-- begin RECORDS SHOWN --
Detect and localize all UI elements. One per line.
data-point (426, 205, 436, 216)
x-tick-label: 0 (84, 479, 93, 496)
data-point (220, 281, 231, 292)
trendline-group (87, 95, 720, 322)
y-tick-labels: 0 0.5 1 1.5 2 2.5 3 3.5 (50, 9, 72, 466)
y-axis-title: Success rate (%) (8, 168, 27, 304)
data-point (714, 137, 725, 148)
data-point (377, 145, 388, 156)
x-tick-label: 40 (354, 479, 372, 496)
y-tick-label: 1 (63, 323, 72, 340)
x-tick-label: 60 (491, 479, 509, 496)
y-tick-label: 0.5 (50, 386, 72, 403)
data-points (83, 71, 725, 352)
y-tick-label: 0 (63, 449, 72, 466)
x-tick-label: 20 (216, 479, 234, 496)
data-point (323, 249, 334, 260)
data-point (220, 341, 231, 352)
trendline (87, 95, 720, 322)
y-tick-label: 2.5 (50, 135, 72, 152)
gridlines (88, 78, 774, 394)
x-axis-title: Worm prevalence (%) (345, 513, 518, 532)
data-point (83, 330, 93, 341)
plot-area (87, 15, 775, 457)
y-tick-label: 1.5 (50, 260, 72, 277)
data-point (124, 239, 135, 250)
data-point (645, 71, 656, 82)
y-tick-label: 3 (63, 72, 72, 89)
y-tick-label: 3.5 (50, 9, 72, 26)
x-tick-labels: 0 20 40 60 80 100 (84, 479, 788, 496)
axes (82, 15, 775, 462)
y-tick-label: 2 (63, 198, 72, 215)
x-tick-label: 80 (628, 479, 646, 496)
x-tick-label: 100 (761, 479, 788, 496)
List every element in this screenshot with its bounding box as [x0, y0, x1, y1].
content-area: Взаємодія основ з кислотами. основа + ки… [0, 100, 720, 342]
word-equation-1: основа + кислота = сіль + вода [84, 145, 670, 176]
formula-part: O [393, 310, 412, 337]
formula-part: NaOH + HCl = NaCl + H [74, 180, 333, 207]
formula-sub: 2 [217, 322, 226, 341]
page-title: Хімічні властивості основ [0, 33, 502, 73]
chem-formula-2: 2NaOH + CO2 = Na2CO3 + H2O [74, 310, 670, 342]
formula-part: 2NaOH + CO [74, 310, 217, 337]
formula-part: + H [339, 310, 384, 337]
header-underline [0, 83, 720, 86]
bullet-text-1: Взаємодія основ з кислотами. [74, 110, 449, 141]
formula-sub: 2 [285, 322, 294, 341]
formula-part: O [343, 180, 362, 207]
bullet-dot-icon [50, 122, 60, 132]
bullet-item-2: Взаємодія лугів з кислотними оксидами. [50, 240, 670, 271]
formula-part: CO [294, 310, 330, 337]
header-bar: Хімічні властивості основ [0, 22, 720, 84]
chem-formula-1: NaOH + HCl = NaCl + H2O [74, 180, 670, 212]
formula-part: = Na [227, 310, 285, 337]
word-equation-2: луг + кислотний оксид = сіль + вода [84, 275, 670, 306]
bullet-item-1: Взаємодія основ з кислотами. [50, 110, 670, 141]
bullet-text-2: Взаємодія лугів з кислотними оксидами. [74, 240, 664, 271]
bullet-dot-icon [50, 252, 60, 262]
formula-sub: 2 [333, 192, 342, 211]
-- end RECORDS SHOWN --
Write out every line above word for word, in the same order.

:: RESULT OF THE TASK ::
Detect and localize all UI elements. One per line.
data-point (426, 205, 436, 216)
x-tick-label: 0 (84, 479, 93, 496)
data-point (220, 281, 231, 292)
trendline-group (87, 95, 720, 322)
y-tick-labels: 0 0.5 1 1.5 2 2.5 3 3.5 (50, 9, 72, 466)
y-axis-title: Success rate (%) (8, 168, 27, 304)
data-point (714, 137, 725, 148)
data-point (377, 145, 388, 156)
x-tick-label: 40 (354, 479, 372, 496)
y-tick-label: 1 (63, 323, 72, 340)
x-tick-label: 60 (491, 479, 509, 496)
y-tick-label: 0.5 (50, 386, 72, 403)
data-points (83, 71, 725, 352)
y-tick-label: 0 (63, 449, 72, 466)
x-tick-label: 20 (216, 479, 234, 496)
data-point (323, 249, 334, 260)
data-point (220, 341, 231, 352)
trendline (87, 95, 720, 322)
y-tick-label: 2.5 (50, 135, 72, 152)
gridlines (88, 78, 774, 394)
x-axis-title: Worm prevalence (%) (345, 513, 518, 532)
data-point (83, 330, 93, 341)
plot-area (87, 15, 775, 457)
y-tick-label: 1.5 (50, 260, 72, 277)
data-point (124, 239, 135, 250)
data-point (645, 71, 656, 82)
y-tick-label: 3 (63, 72, 72, 89)
y-tick-label: 3.5 (50, 9, 72, 26)
x-tick-labels: 0 20 40 60 80 100 (84, 479, 788, 496)
axes (82, 15, 775, 462)
y-tick-label: 2 (63, 198, 72, 215)
x-tick-label: 80 (628, 479, 646, 496)
x-tick-label: 100 (761, 479, 788, 496)
List every element in this screenshot with its bounding box as [x0, y0, x1, y1].
content-area: Взаємодія основ з кислотами. основа + ки… [0, 100, 720, 342]
word-equation-1: основа + кислота = сіль + вода [84, 145, 670, 176]
formula-part: O [393, 310, 412, 337]
formula-part: NaOH + HCl = NaCl + H [74, 180, 333, 207]
formula-sub: 2 [217, 322, 226, 341]
page-title: Хімічні властивості основ [0, 33, 502, 73]
chem-formula-2: 2NaOH + CO2 = Na2CO3 + H2O [74, 310, 670, 342]
formula-part: 2NaOH + CO [74, 310, 217, 337]
formula-part: + H [339, 310, 384, 337]
header-underline [0, 83, 720, 86]
bullet-text-1: Взаємодія основ з кислотами. [74, 110, 449, 141]
formula-sub: 2 [285, 322, 294, 341]
formula-part: O [343, 180, 362, 207]
bullet-dot-icon [50, 122, 60, 132]
bullet-item-2: Взаємодія лугів з кислотними оксидами. [50, 240, 670, 271]
formula-part: CO [294, 310, 330, 337]
header-bar: Хімічні властивості основ [0, 22, 720, 84]
chem-formula-1: NaOH + HCl = NaCl + H2O [74, 180, 670, 212]
formula-part: = Na [227, 310, 285, 337]
word-equation-2: луг + кислотний оксид = сіль + вода [84, 275, 670, 306]
bullet-item-1: Взаємодія основ з кислотами. [50, 110, 670, 141]
bullet-text-2: Взаємодія лугів з кислотними оксидами. [74, 240, 664, 271]
bullet-dot-icon [50, 252, 60, 262]
formula-sub: 2 [333, 192, 342, 211]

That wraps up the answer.